* _Exercise directions_: Below is a block of records; repeat each one exactly.

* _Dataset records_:
------------------------------------------------
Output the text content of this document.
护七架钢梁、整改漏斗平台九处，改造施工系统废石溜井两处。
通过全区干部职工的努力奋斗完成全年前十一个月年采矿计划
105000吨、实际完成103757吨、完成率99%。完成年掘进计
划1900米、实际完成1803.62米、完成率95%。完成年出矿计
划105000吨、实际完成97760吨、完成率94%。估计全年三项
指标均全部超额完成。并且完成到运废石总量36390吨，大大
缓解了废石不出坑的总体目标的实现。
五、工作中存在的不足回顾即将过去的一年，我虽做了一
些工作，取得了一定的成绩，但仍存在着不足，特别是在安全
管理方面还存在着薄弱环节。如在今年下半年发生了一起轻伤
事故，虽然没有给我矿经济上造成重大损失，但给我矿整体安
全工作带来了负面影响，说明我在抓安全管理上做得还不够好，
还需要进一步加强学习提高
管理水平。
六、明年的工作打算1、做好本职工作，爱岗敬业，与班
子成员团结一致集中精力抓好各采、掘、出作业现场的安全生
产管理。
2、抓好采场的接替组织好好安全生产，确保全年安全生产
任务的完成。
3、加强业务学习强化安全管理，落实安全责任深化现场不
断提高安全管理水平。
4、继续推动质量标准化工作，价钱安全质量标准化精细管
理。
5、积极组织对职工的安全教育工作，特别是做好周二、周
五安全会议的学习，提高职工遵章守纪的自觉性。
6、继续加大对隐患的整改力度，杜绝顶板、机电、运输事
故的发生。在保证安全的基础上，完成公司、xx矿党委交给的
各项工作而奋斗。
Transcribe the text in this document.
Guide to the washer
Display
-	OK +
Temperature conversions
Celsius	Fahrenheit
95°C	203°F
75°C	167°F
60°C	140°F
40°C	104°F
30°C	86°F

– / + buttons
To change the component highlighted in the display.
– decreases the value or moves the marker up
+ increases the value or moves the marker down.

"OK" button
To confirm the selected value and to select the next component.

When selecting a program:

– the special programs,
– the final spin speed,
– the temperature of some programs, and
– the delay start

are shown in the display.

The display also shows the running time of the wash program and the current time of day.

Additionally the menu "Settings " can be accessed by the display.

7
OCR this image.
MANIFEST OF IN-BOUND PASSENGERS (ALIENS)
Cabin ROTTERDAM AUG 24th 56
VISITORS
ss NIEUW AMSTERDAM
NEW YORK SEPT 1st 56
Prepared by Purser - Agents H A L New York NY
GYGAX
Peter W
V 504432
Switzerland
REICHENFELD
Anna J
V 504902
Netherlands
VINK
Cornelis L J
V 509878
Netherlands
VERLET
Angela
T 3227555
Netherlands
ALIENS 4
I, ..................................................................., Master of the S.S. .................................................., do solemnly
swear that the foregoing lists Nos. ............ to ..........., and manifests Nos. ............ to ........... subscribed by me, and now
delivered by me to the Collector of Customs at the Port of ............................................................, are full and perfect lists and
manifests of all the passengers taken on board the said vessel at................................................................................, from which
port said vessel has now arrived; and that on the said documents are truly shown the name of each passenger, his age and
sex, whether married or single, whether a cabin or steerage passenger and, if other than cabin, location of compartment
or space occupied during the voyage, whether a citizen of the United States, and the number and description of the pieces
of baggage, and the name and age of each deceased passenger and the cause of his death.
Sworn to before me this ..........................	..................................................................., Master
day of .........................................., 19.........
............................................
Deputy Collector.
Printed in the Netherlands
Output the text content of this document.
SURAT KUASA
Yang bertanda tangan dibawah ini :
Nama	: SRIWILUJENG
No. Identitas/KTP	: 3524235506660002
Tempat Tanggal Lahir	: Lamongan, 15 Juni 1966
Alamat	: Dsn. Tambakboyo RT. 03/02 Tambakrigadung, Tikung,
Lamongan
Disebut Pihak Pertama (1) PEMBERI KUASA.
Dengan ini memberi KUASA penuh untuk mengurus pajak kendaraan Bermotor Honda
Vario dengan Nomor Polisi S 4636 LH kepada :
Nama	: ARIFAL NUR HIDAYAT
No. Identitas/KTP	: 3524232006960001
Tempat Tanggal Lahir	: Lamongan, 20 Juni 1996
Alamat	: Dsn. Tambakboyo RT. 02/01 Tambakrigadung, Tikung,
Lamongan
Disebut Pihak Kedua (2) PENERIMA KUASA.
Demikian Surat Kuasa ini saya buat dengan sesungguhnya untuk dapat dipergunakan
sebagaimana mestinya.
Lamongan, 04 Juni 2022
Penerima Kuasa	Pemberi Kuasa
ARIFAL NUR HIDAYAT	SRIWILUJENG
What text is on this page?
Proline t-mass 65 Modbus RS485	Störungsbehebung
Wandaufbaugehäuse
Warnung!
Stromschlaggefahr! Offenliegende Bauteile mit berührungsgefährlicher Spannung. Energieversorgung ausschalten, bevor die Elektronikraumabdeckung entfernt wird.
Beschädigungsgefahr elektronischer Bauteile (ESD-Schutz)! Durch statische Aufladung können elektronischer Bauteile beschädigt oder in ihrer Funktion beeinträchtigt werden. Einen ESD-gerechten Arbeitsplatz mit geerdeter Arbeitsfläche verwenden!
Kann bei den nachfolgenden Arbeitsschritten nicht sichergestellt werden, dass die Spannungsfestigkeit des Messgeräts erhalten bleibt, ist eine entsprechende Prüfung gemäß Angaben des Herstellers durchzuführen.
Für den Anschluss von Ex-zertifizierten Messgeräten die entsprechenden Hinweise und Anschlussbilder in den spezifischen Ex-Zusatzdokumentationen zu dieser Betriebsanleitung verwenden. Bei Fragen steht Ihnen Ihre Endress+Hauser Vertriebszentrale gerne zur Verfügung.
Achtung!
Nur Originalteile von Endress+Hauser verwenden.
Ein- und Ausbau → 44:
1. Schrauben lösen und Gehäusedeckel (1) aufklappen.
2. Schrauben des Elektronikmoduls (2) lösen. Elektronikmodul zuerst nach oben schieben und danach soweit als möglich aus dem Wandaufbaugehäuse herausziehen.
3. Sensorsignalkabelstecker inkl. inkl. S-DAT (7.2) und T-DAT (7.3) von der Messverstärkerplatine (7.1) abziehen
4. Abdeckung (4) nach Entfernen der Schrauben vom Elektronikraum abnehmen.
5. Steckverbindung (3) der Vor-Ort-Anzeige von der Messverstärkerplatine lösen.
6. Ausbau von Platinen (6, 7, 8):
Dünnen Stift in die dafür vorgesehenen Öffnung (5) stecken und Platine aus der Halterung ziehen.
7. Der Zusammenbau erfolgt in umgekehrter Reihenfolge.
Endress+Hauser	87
------------------------------------------------
* _Solution to this task_:
Output the text content of this document.
护七架钢梁、整改漏斗平台九处，改造施工系统废石溜井两处。
通过全区干部职工的努力奋斗完成全年前十一个月年采矿计划
105000吨、实际完成103757吨、完成率99%。完成年掘进计
划1900米、实际完成1803.62米、完成率95%。完成年出矿计
划105000吨、实际完成97760吨、完成率94%。估计全年三项
指标均全部超额完成。并且完成到运废石总量36390吨，大大
缓解了废石不出坑的总体目标的实现。
五、工作中存在的不足回顾即将过去的一年，我虽做了一
些工作，取得了一定的成绩，但仍存在着不足，特别是在安全
管理方面还存在着薄弱环节。如在今年下半年发生了一起轻伤
事故，虽然没有给我矿经济上造成重大损失，但给我矿整体安
全工作带来了负面影响，说明我在抓安全管理上做得还不够好，
还需要进一步加强学习提高
管理水平。
六、明年的工作打算1、做好本职工作，爱岗敬业，与班
子成员团结一致集中精力抓好各采、掘、出作业现场的安全生
产管理。
2、抓好采场的接替组织好好安全生产，确保全年安全生产
任务的完成。
3、加强业务学习强化安全管理，落实安全责任深化现场不
断提高安全管理水平。
4、继续推动质量标准化工作，价钱安全质量标准化精细管
理。
5、积极组织对职工的安全教育工作，特别是做好周二、周
五安全会议的学习，提高职工遵章守纪的自觉性。
6、继续加大对隐患的整改力度，杜绝顶板、机电、运输事
故的发生。在保证安全的基础上，完成公司、xx矿党委交给的
各项工作而奋斗。
Transcribe the text in this document.
Guide to the washer
Display
-	OK +
Temperature conversions
Celsius	Fahrenheit
95°C	203°F
75°C	167°F
60°C	140°F
40°C	104°F
30°C	86°F

– / + buttons
To change the component highlighted in the display.
– decreases the value or moves the marker up
+ increases the value or moves the marker down.

"OK" button
To confirm the selected value and to select the next component.

When selecting a program:

– the special programs,
– the final spin speed,
– the temperature of some programs, and
– the delay start

are shown in the display.

The display also shows the running time of the wash program and the current time of day.

Additionally the menu "Settings " can be accessed by the display.

7
OCR this image.
MANIFEST OF IN-BOUND PASSENGERS (ALIENS)
Cabin ROTTERDAM AUG 24th 56
VISITORS
ss NIEUW AMSTERDAM
NEW YORK SEPT 1st 56
Prepared by Purser - Agents H A L New York NY
GYGAX
Peter W
V 504432
Switzerland
REICHENFELD
Anna J
V 504902
Netherlands
VINK
Cornelis L J
V 509878
Netherlands
VERLET
Angela
T 3227555
Netherlands
ALIENS 4
I, ..................................................................., Master of the S.S. .................................................., do solemnly
swear that the foregoing lists Nos. ............ to ..........., and manifests Nos. ............ to ........... subscribed by me, and now
delivered by me to the Collector of Customs at the Port of ............................................................, are full and perfect lists and
manifests of all the passengers taken on board the said vessel at................................................................................, from which
port said vessel has now arrived; and that on the said documents are truly shown the name of each passenger, his age and
sex, whether married or single, whether a cabin or steerage passenger and, if other than cabin, location of compartment
or space occupied during the voyage, whether a citizen of the United States, and the number and description of the pieces
of baggage, and the name and age of each deceased passenger and the cause of his death.
Sworn to before me this ..........................	..................................................................., Master
day of .........................................., 19.........
............................................
Deputy Collector.
Printed in the Netherlands
Output the text content of this document.
SURAT KUASA
Yang bertanda tangan dibawah ini :
Nama	: SRIWILUJENG
No. Identitas/KTP	: 3524235506660002
Tempat Tanggal Lahir	: Lamongan, 15 Juni 1966
Alamat	: Dsn. Tambakboyo RT. 03/02 Tambakrigadung, Tikung,
Lamongan
Disebut Pihak Pertama (1) PEMBERI KUASA.
Dengan ini memberi KUASA penuh untuk mengurus pajak kendaraan Bermotor Honda
Vario dengan Nomor Polisi S 4636 LH kepada :
Nama	: ARIFAL NUR HIDAYAT
No. Identitas/KTP	: 3524232006960001
Tempat Tanggal Lahir	: Lamongan, 20 Juni 1996
Alamat	: Dsn. Tambakboyo RT. 02/01 Tambakrigadung, Tikung,
Lamongan
Disebut Pihak Kedua (2) PENERIMA KUASA.
Demikian Surat Kuasa ini saya buat dengan sesungguhnya untuk dapat dipergunakan
sebagaimana mestinya.
Lamongan, 04 Juni 2022
Penerima Kuasa	Pemberi Kuasa
ARIFAL NUR HIDAYAT	SRIWILUJENG
What text is on this page?
Proline t-mass 65 Modbus RS485	Störungsbehebung
Wandaufbaugehäuse
Warnung!
Stromschlaggefahr! Offenliegende Bauteile mit berührungsgefährlicher Spannung. Energieversorgung ausschalten, bevor die Elektronikraumabdeckung entfernt wird.
Beschädigungsgefahr elektronischer Bauteile (ESD-Schutz)! Durch statische Aufladung können elektronischer Bauteile beschädigt oder in ihrer Funktion beeinträchtigt werden. Einen ESD-gerechten Arbeitsplatz mit geerdeter Arbeitsfläche verwenden!
Kann bei den nachfolgenden Arbeitsschritten nicht sichergestellt werden, dass die Spannungsfestigkeit des Messgeräts erhalten bleibt, ist eine entsprechende Prüfung gemäß Angaben des Herstellers durchzuführen.
Für den Anschluss von Ex-zertifizierten Messgeräten die entsprechenden Hinweise und Anschlussbilder in den spezifischen Ex-Zusatzdokumentationen zu dieser Betriebsanleitung verwenden. Bei Fragen steht Ihnen Ihre Endress+Hauser Vertriebszentrale gerne zur Verfügung.
Achtung!
Nur Originalteile von Endress+Hauser verwenden.
Ein- und Ausbau → 44:
1. Schrauben lösen und Gehäusedeckel (1) aufklappen.
2. Schrauben des Elektronikmoduls (2) lösen. Elektronikmodul zuerst nach oben schieben und danach soweit als möglich aus dem Wandaufbaugehäuse herausziehen.
3. Sensorsignalkabelstecker inkl. inkl. S-DAT (7.2) und T-DAT (7.3) von der Messverstärkerplatine (7.1) abziehen
4. Abdeckung (4) nach Entfernen der Schrauben vom Elektronikraum abnehmen.
5. Steckverbindung (3) der Vor-Ort-Anzeige von der Messverstärkerplatine lösen.
6. Ausbau von Platinen (6, 7, 8):
Dünnen Stift in die dafür vorgesehenen Öffnung (5) stecken und Platine aus der Halterung ziehen.
7. Der Zusammenbau erfolgt in umgekehrter Reihenfolge.
Endress+Hauser	87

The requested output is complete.